» **Problem requirements**:
Leave out the pictures and restate the rest of the data exactly.

» **Entries provided**:

^^^^

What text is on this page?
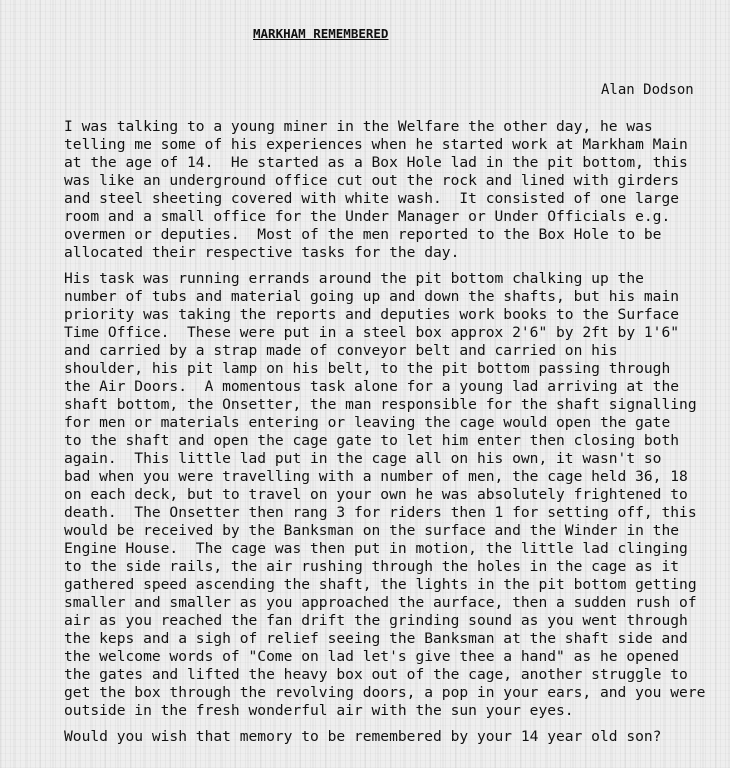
MARKHAM REMEMBERED
Alan Dodson
I was talking to a young miner in the Welfare the other day, he was
telling me some of his experiences when he started work at Markham Main
at the age of 14.  He started as a Box Hole lad in the pit bottom, this
was like an underground office cut out the rock and lined with girders
and steel sheeting covered with white wash.  It consisted of one large
room and a small office for the Under Manager or Under Officials e.g.
overmen or deputies.  Most of the men reported to the Box Hole to be
allocated their respective tasks for the day.
His task was running errands around the pit bottom chalking up the
number of tubs and material going up and down the shafts, but his main
priority was taking the reports and deputies work books to the Surface
Time Office.  These were put in a steel box approx 2'6" by 2ft by 1'6"
and carried by a strap made of conveyor belt and carried on his
shoulder, his pit lamp on his belt, to the pit bottom passing through
the Air Doors.  A momentous task alone for a young lad arriving at the
shaft bottom, the Onsetter, the man responsible for the shaft signalling
for men or materials entering or leaving the cage would open the gate
to the shaft and open the cage gate to let him enter then closing both
again.  This little lad put in the cage all on his own, it wasn't so
bad when you were travelling with a number of men, the cage held 36, 18
on each deck, but to travel on your own he was absolutely frightened to
death.  The Onsetter then rang 3 for riders then 1 for setting off, this
would be received by the Banksman on the surface and the Winder in the
Engine House.  The cage was then put in motion, the little lad clinging
to the side rails, the air rushing through the holes in the cage as it
gathered speed ascending the shaft, the lights in the pit bottom getting
smaller and smaller as you approached the aurface, then a sudden rush of
air as you reached the fan drift the grinding sound as you went through
the keps and a sigh of relief seeing the Banksman at the shaft side and
the welcome words of "Come on lad let's give thee a hand" as he opened
the gates and lifted the heavy box out of the cage, another struggle to
get the box through the revolving doors, a pop in your ears, and you were
outside in the fresh wonderful air with the sun your eyes.
Would you wish that memory to be remembered by your 14 year old son?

^^^^

» **Answer**:
What text is on this page?
MARKHAM REMEMBERED
Alan Dodson
I was talking to a young miner in the Welfare the other day, he was
telling me some of his experiences when he started work at Markham Main
at the age of 14.  He started as a Box Hole lad in the pit bottom, this
was like an underground office cut out the rock and lined with girders
and steel sheeting covered with white wash.  It consisted of one large
room and a small office for the Under Manager or Under Officials e.g.
overmen or deputies.  Most of the men reported to the Box Hole to be
allocated their respective tasks for the day.
His task was running errands around the pit bottom chalking up the
number of tubs and material going up and down the shafts, but his main
priority was taking the reports and deputies work books to the Surface
Time Office.  These were put in a steel box approx 2'6" by 2ft by 1'6"
and carried by a strap made of conveyor belt and carried on his
shoulder, his pit lamp on his belt, to the pit bottom passing through
the Air Doors.  A momentous task alone for a young lad arriving at the
shaft bottom, the Onsetter, the man responsible for the shaft signalling
for men or materials entering or leaving the cage would open the gate
to the shaft and open the cage gate to let him enter then closing both
again.  This little lad put in the cage all on his own, it wasn't so
bad when you were travelling with a number of men, the cage held 36, 18
on each deck, but to travel on your own he was absolutely frightened to
death.  The Onsetter then rang 3 for riders then 1 for setting off, this
would be received by the Banksman on the surface and the Winder in the
Engine House.  The cage was then put in motion, the little lad clinging
to the side rails, the air rushing through the holes in the cage as it
gathered speed ascending the shaft, the lights in the pit bottom getting
smaller and smaller as you approached the aurface, then a sudden rush of
air as you reached the fan drift the grinding sound as you went through
the keps and a sigh of relief seeing the Banksman at the shaft side and
the welcome words of "Come on lad let's give thee a hand" as he opened
the gates and lifted the heavy box out of the cage, another struggle to
get the box through the revolving doors, a pop in your ears, and you were
outside in the fresh wonderful air with the sun your eyes.
Would you wish that memory to be remembered by your 14 year old son?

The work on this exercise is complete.